[THE EXERCISE]
Give the data below again exactly as it stands. Omit the pictures.

[Data tied to figure images]
※ ※ ※

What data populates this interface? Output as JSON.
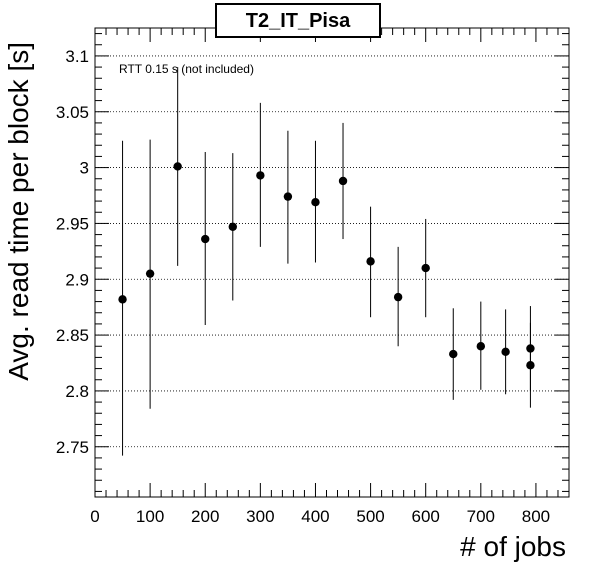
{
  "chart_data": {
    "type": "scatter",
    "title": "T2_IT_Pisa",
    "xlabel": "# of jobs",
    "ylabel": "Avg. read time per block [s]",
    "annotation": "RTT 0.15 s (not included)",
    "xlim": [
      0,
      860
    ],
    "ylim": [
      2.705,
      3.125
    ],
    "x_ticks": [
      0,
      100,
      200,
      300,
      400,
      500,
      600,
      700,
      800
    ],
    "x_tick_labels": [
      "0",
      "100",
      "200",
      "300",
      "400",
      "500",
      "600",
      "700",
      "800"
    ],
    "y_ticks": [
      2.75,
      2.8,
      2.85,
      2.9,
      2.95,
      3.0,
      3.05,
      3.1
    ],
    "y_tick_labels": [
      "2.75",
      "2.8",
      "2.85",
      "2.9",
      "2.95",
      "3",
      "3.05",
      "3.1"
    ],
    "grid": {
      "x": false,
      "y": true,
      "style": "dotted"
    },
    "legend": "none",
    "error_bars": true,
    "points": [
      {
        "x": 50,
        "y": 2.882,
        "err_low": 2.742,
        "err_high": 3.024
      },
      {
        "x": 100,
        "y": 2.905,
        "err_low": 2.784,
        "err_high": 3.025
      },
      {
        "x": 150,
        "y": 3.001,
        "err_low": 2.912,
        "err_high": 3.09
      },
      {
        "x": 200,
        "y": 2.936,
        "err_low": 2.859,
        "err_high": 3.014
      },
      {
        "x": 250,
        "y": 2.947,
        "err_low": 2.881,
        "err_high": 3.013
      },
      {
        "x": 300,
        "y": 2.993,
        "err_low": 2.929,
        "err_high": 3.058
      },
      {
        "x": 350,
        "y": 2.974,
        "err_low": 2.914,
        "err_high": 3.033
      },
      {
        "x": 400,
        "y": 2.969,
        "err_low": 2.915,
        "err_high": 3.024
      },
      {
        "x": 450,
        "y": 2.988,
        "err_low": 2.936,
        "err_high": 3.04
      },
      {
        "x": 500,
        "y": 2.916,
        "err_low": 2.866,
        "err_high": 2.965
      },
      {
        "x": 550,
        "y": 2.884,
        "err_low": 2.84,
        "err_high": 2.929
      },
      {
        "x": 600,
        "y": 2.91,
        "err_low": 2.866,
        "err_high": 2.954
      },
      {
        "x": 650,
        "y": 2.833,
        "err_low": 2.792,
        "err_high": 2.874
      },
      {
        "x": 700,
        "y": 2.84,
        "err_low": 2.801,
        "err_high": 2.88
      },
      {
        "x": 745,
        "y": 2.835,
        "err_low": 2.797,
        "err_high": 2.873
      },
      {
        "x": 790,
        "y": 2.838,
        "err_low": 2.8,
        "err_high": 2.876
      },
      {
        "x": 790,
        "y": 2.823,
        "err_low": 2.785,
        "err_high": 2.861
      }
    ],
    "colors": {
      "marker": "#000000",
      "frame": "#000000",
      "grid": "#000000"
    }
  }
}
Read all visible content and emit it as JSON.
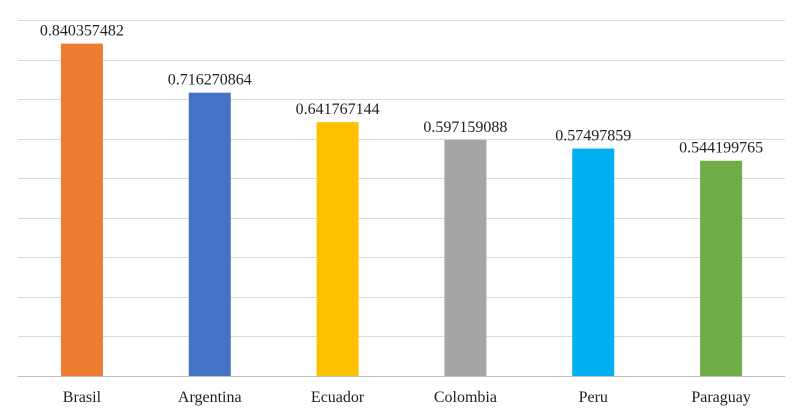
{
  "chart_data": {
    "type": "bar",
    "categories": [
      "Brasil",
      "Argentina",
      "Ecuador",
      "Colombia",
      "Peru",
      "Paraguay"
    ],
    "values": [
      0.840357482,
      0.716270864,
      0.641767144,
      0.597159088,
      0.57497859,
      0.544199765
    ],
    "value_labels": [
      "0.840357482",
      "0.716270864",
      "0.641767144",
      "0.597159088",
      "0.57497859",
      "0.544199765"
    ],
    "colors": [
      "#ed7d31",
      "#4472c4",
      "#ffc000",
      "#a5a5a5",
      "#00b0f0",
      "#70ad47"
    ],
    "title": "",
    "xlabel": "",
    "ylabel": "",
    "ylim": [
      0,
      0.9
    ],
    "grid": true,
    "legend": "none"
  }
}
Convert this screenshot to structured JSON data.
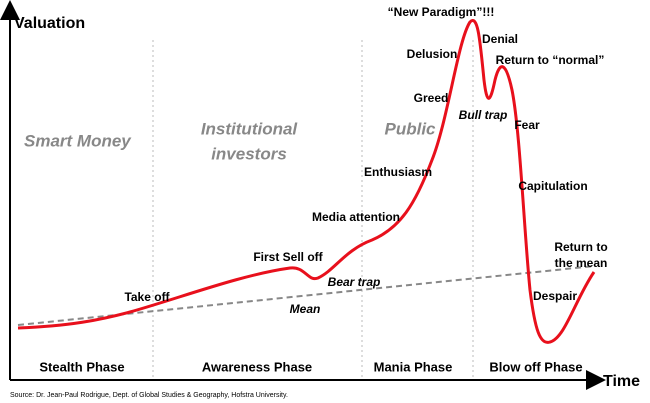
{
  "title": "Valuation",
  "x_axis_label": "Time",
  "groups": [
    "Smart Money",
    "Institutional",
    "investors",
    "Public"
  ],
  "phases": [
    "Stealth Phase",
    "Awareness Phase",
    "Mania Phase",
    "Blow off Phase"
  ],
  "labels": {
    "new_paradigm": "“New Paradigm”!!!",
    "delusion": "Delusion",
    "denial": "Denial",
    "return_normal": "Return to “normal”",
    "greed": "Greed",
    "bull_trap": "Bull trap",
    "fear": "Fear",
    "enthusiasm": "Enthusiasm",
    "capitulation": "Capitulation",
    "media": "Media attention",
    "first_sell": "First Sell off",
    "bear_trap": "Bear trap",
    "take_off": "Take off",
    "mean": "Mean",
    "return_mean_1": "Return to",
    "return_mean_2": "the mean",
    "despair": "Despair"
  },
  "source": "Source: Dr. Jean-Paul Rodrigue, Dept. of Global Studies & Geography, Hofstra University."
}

※ ※ ※

[RESULT OF THIS TASK]
What data populates this interface? Output as JSON.
{
  "chart_data": {
    "type": "scatter",
    "title": "T2_IT_Pisa",
    "xlabel": "# of jobs",
    "ylabel": "Avg. read time per block [s]",
    "annotation": "RTT 0.15 s (not included)",
    "xlim": [
      0,
      860
    ],
    "ylim": [
      2.705,
      3.125
    ],
    "x_ticks": [
      0,
      100,
      200,
      300,
      400,
      500,
      600,
      700,
      800
    ],
    "x_tick_labels": [
      "0",
      "100",
      "200",
      "300",
      "400",
      "500",
      "600",
      "700",
      "800"
    ],
    "y_ticks": [
      2.75,
      2.8,
      2.85,
      2.9,
      2.95,
      3.0,
      3.05,
      3.1
    ],
    "y_tick_labels": [
      "2.75",
      "2.8",
      "2.85",
      "2.9",
      "2.95",
      "3",
      "3.05",
      "3.1"
    ],
    "grid": {
      "x": false,
      "y": true,
      "style": "dotted"
    },
    "legend": "none",
    "error_bars": true,
    "points": [
      {
        "x": 50,
        "y": 2.882,
        "err_low": 2.742,
        "err_high": 3.024
      },
      {
        "x": 100,
        "y": 2.905,
        "err_low": 2.784,
        "err_high": 3.025
      },
      {
        "x": 150,
        "y": 3.001,
        "err_low": 2.912,
        "err_high": 3.09
      },
      {
        "x": 200,
        "y": 2.936,
        "err_low": 2.859,
        "err_high": 3.014
      },
      {
        "x": 250,
        "y": 2.947,
        "err_low": 2.881,
        "err_high": 3.013
      },
      {
        "x": 300,
        "y": 2.993,
        "err_low": 2.929,
        "err_high": 3.058
      },
      {
        "x": 350,
        "y": 2.974,
        "err_low": 2.914,
        "err_high": 3.033
      },
      {
        "x": 400,
        "y": 2.969,
        "err_low": 2.915,
        "err_high": 3.024
      },
      {
        "x": 450,
        "y": 2.988,
        "err_low": 2.936,
        "err_high": 3.04
      },
      {
        "x": 500,
        "y": 2.916,
        "err_low": 2.866,
        "err_high": 2.965
      },
      {
        "x": 550,
        "y": 2.884,
        "err_low": 2.84,
        "err_high": 2.929
      },
      {
        "x": 600,
        "y": 2.91,
        "err_low": 2.866,
        "err_high": 2.954
      },
      {
        "x": 650,
        "y": 2.833,
        "err_low": 2.792,
        "err_high": 2.874
      },
      {
        "x": 700,
        "y": 2.84,
        "err_low": 2.801,
        "err_high": 2.88
      },
      {
        "x": 745,
        "y": 2.835,
        "err_low": 2.797,
        "err_high": 2.873
      },
      {
        "x": 790,
        "y": 2.838,
        "err_low": 2.8,
        "err_high": 2.876
      },
      {
        "x": 790,
        "y": 2.823,
        "err_low": 2.785,
        "err_high": 2.861
      }
    ],
    "colors": {
      "marker": "#000000",
      "frame": "#000000",
      "grid": "#000000"
    }
  }
}
Read all visible content and emit it as JSON.
{
  "chart_data": {
    "type": "bar",
    "categories": [
      "Brasil",
      "Argentina",
      "Ecuador",
      "Colombia",
      "Peru",
      "Paraguay"
    ],
    "values": [
      0.840357482,
      0.716270864,
      0.641767144,
      0.597159088,
      0.57497859,
      0.544199765
    ],
    "value_labels": [
      "0.840357482",
      "0.716270864",
      "0.641767144",
      "0.597159088",
      "0.57497859",
      "0.544199765"
    ],
    "colors": [
      "#ed7d31",
      "#4472c4",
      "#ffc000",
      "#a5a5a5",
      "#00b0f0",
      "#70ad47"
    ],
    "title": "",
    "xlabel": "",
    "ylabel": "",
    "ylim": [
      0,
      0.9
    ],
    "grid": true,
    "legend": "none"
  }
}
Convert this screenshot to structured JSON data.
{
  "title": "Valuation",
  "x_axis_label": "Time",
  "groups": [
    "Smart Money",
    "Institutional",
    "investors",
    "Public"
  ],
  "phases": [
    "Stealth Phase",
    "Awareness Phase",
    "Mania Phase",
    "Blow off Phase"
  ],
  "labels": {
    "new_paradigm": "“New Paradigm”!!!",
    "delusion": "Delusion",
    "denial": "Denial",
    "return_normal": "Return to “normal”",
    "greed": "Greed",
    "bull_trap": "Bull trap",
    "fear": "Fear",
    "enthusiasm": "Enthusiasm",
    "capitulation": "Capitulation",
    "media": "Media attention",
    "first_sell": "First Sell off",
    "bear_trap": "Bear trap",
    "take_off": "Take off",
    "mean": "Mean",
    "return_mean_1": "Return to",
    "return_mean_2": "the mean",
    "despair": "Despair"
  },
  "source": "Source: Dr. Jean-Paul Rodrigue, Dept. of Global Studies & Geography, Hofstra University."
}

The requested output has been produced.